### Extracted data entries
○ ○ ○ ○
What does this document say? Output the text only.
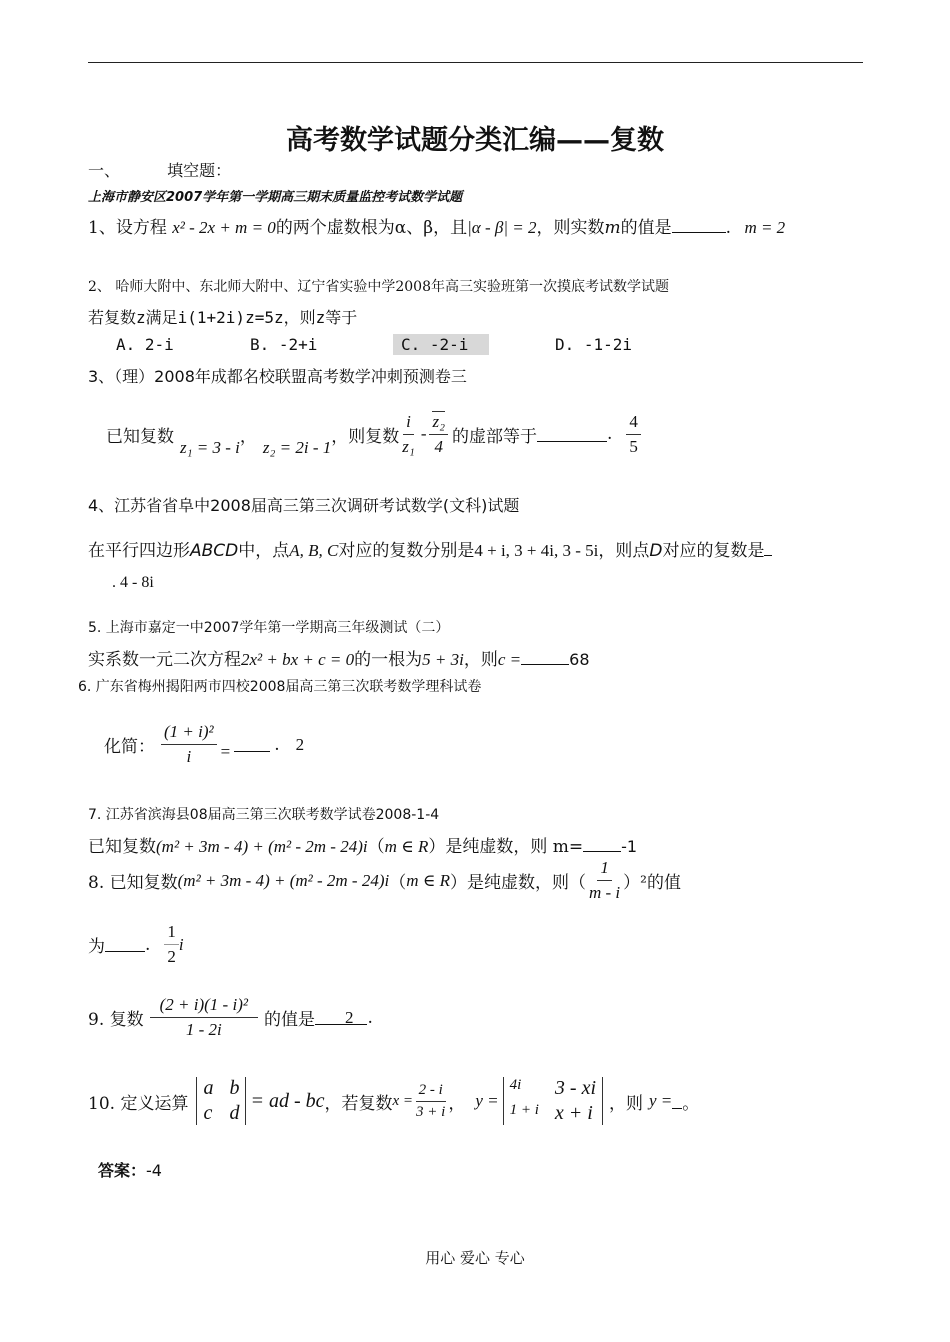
高考数学试题分类汇编——复数
一、	填空题：
上海市静安区2007学年第一学期高三期末质量监控考试数学试题
1、设方程 x² - 2x + m = 0的两个虚数根为α、β，且|α - β| = 2，则实数m的值是	. m = 2
2、 哈师大附中、东北师大附中、辽宁省实验中学2008年高三实验班第一次摸底考试数学试题
若复数z满足i(1+2i)z=5z，则z等于
A. 2-i	B. -2+i	C. -2-i	D. -1-2i
3、（理）2008年成都名校联盟高考数学冲刺预测卷三
已知复数
z₁ = 3 - i
，
z₂ = 2i - 1
，则复数 $\frac{i}{\text{z₁}} - \frac{\text{z₂}}{4}$ 的虚部等于	. $\frac{4}{5}$
4、江苏省省阜中2008届高三第三次调研考试数学(文科)试题
在平行四边形ABCD中，点A, B, C对应的复数分别是4 + i, 3 + 4i, 3 - 5i，则点D对应的复数是
. 4 - 8i
5. 上海市嘉定一中2007学年第一学期高三年级测试（二）
实系数一元二次方程2x² + bx + c = 0的一根为5 + 3i，则c =	68
6. 广东省梅州揭阳两市四校2008届高三第三次联考数学理科试卷
化简： $\frac{\text{(1 + i)²}}{i}$ =	. 2
7. 江苏省滨海县08届高三第三次联考数学试卷2008-1-4
已知复数(m² + 3m - 4) + (m² - 2m - 24)i（m ∈ R）是纯虚数，则 m= -1
8. 已知复数 (m² + 3m - 4) + (m² - 2m - 24)i （ m ∈ R ）是纯虚数，则（ $\frac{1}{m - i} )^2$的值
为 . $\frac{1}{2}$ i
9. 复数 $\frac{\text{(2 + i)(1 - i)²}}{1 - 2i}$ 的值是 2 .
10. 定义运算
a b
c d
= ad - bc ，若复数 $x = \frac{2 - i}{3 + i}$ ， y =
4i	3 - xi
1 + i x + i ，则 y = 。
答案：-4
用心 爱心 专心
○ ○ ○ ○
### What to do
Which lines of the data include "text"? Copy each of them.

### Correct output
What does this document say? Output the text only.
，则复数 $\frac{i}{\text{z₁}} - \frac{\text{z₂}}{4}$ 的虚部等于	. $\frac{4}{5}$
化简： $\frac{\text{(1 + i)²}}{i}$ =	. 2
9. 复数 $\frac{\text{(2 + i)(1 - i)²}}{1 - 2i}$ 的值是 2 .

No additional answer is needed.